◆ Figure record listings
>>>>>
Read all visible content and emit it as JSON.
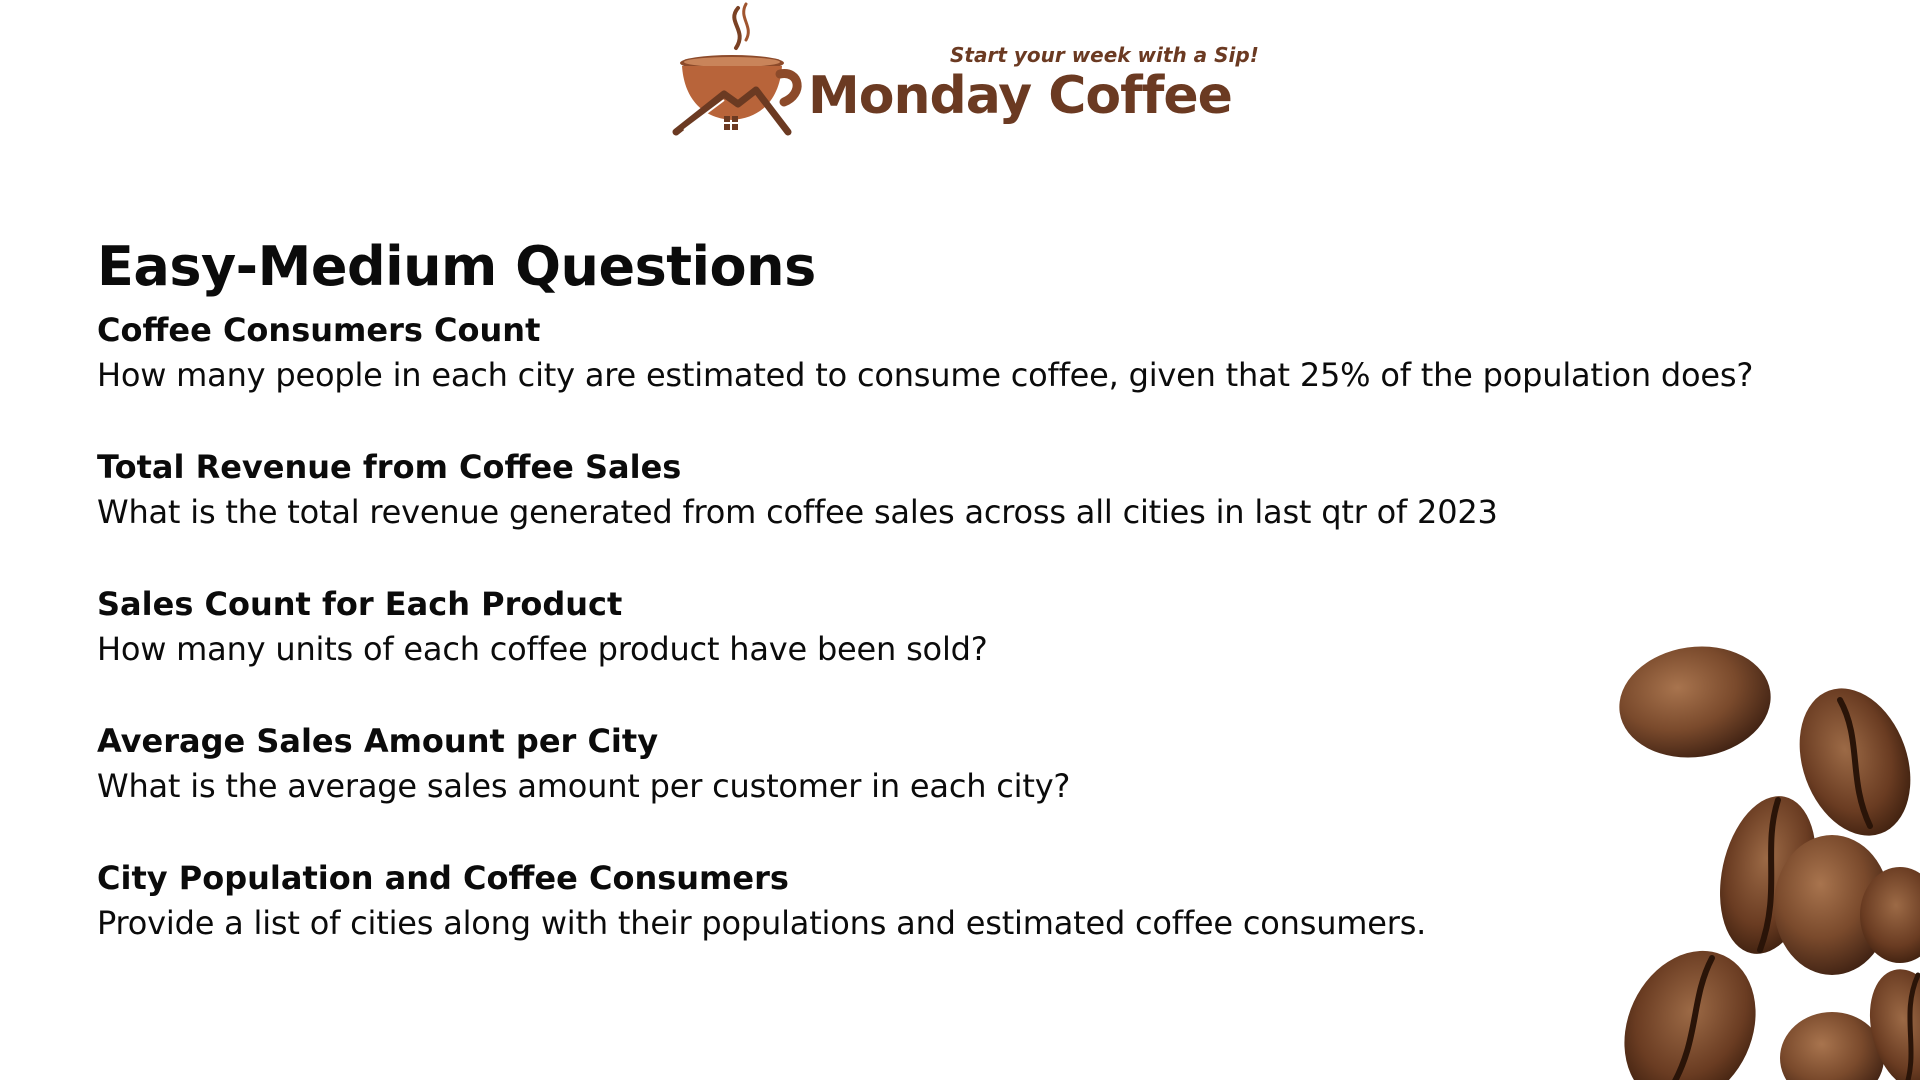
{
  "logo": {
    "tagline": "Start your week with a Sip!",
    "name": "Monday Coffee"
  },
  "page": {
    "title": "Easy-Medium Questions"
  },
  "questions": [
    {
      "title": "Coffee Consumers Count",
      "text": "How many people in each city are estimated to consume coffee, given that 25% of the population does?"
    },
    {
      "title": "Total Revenue from Coffee Sales",
      "text": "What is the total revenue generated from coffee sales across all cities in last qtr of 2023"
    },
    {
      "title": "Sales Count for Each Product",
      "text": "How many units of each coffee product have been sold?"
    },
    {
      "title": "Average Sales Amount per City",
      "text": "What is the average sales amount per customer in each city?"
    },
    {
      "title": "City Population and Coffee Consumers",
      "text": "Provide a list of cities along with their populations and estimated coffee consumers."
    }
  ],
  "colors": {
    "brand_brown": "#6b3a22",
    "cup_orange": "#b8643a",
    "text": "#0b0b0b"
  },
  "icons": {
    "logo_mark": "coffee-cup-house-icon",
    "decoration": "coffee-beans-image"
  }
}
<<<<<
Gather all lines where the word "title" appears.

◆ Response to the exercise
    "title": "Easy-Medium Questions"
      "title": "Coffee Consumers Count",
      "title": "Total Revenue from Coffee Sales",
      "title": "Sales Count for Each Product",
      "title": "Average Sales Amount per City",
      "title": "City Population and Coffee Consumers",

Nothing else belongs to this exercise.